### [作業指示]
原文によると、DragonFly BlackとiPhoneを組み合わせた場合、音量調節はどこで行うか答えよ。

というのも、MojoなどDACアンプ本体にボリューム変更機能ボタン・機能が付いている製品ならアンプを通して細かくDACアンプ側で音量調節ができたりするのですが、DragonFly BlackとiPhoneの組み合わせでは、音量調節はiPhoneで直接行うことになります。そのため、音量を細かく調整する部分は外せない、という方はポータブルのDAPや別途DACアンプを持ち運んだほうが良い気がしますね。
DragonFly Blackに関しては本体サイズのコンパクトさ、持ち運びやすさが最大の特徴だと思っているので、この辺りをメインに考えている方は妥協できるのではないでしょうか。筆者個人としては問題なしです。
というのも、今回は極力小さなUSB DACアンプを探していたので、持ち運ぶガジェットが増えない、というのが最優先なわけです。例えばFiiO Q1 MKIIなんかはポタアン側のボリュームノブで音量調整ができるのですが、あれくらいの大きさになってしまうとiPhoneと重ねる必要は出てくるわけで、そうすると今度はiPhoneがスマホとして使いにくくなってしまうんですよね。そういった部分も含めて、DragonFly Black側で細かく音量調節ができない点は、そんなにデメリットに感じなかったりするのです(もちろん使っていると少し不満ですが、それでもコンパクトさを重視すると妥協点が生まれるような気がします)。

### [記録データ]

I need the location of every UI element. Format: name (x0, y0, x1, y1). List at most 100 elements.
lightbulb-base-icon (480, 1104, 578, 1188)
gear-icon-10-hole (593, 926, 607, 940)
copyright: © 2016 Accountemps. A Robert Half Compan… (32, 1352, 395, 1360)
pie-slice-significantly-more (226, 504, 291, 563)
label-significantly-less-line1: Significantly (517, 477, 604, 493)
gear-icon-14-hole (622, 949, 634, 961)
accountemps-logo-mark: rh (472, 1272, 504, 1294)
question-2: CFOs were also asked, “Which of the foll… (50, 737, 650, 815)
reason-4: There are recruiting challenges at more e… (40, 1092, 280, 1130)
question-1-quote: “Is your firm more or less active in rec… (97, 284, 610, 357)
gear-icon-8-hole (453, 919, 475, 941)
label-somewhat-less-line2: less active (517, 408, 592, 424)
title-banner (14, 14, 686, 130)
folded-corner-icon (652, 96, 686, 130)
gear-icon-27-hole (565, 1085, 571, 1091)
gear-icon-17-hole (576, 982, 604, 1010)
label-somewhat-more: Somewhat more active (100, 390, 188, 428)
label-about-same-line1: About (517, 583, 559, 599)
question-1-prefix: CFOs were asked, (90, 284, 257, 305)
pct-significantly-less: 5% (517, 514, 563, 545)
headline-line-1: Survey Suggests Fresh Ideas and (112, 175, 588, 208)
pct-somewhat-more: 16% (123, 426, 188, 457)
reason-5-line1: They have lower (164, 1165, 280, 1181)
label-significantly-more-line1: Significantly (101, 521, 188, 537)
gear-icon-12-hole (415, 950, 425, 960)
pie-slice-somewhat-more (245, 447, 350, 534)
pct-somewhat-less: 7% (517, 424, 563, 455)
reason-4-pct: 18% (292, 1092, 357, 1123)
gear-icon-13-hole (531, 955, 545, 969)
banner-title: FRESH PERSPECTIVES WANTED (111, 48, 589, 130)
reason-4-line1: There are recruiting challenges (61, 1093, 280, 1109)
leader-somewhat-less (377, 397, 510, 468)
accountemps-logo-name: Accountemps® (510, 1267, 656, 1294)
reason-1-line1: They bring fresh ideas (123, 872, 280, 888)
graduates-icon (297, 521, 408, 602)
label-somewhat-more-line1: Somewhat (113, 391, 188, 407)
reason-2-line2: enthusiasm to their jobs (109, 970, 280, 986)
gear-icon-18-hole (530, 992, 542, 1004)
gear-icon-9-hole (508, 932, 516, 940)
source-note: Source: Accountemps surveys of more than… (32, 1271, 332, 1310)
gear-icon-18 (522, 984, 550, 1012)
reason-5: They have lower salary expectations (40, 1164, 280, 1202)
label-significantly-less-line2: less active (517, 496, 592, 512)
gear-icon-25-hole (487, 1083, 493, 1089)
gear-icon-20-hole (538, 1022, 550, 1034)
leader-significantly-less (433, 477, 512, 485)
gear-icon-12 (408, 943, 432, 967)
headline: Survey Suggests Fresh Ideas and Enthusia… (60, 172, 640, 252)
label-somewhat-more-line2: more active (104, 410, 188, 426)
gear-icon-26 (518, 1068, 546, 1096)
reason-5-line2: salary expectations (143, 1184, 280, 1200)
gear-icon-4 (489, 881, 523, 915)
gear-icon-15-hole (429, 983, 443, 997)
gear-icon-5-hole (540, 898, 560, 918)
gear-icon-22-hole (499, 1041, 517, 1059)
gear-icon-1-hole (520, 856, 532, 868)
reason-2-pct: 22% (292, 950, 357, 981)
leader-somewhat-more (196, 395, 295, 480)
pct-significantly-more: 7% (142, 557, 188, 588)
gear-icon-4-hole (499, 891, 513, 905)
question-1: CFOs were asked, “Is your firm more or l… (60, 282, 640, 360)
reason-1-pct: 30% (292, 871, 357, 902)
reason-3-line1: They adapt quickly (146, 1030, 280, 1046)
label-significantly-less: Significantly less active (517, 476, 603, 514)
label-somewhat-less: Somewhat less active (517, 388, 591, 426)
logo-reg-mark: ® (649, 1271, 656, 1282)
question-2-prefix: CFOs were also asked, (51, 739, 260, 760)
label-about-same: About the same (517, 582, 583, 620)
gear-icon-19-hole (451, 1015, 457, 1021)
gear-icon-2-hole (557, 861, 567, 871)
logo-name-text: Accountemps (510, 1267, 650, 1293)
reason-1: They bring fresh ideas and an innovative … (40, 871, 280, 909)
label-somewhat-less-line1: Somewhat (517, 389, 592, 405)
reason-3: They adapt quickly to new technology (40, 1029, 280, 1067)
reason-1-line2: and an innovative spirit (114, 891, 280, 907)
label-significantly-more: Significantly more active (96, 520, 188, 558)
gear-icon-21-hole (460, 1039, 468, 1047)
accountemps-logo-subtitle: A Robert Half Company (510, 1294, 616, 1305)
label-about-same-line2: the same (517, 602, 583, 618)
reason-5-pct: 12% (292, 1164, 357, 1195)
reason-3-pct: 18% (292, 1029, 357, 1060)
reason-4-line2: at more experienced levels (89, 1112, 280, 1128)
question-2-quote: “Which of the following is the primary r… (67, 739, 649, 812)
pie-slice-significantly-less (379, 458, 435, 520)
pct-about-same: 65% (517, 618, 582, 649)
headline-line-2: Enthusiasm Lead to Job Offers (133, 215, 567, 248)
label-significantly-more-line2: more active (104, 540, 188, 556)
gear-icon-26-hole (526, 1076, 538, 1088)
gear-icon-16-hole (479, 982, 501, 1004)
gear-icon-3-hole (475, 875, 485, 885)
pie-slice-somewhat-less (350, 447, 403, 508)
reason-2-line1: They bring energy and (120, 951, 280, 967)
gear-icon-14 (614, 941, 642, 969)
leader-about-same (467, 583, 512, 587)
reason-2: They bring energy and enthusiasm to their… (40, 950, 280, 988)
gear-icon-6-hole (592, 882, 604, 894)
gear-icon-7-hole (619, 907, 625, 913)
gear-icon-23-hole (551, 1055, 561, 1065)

### [解答]
iPhoneで直接行う。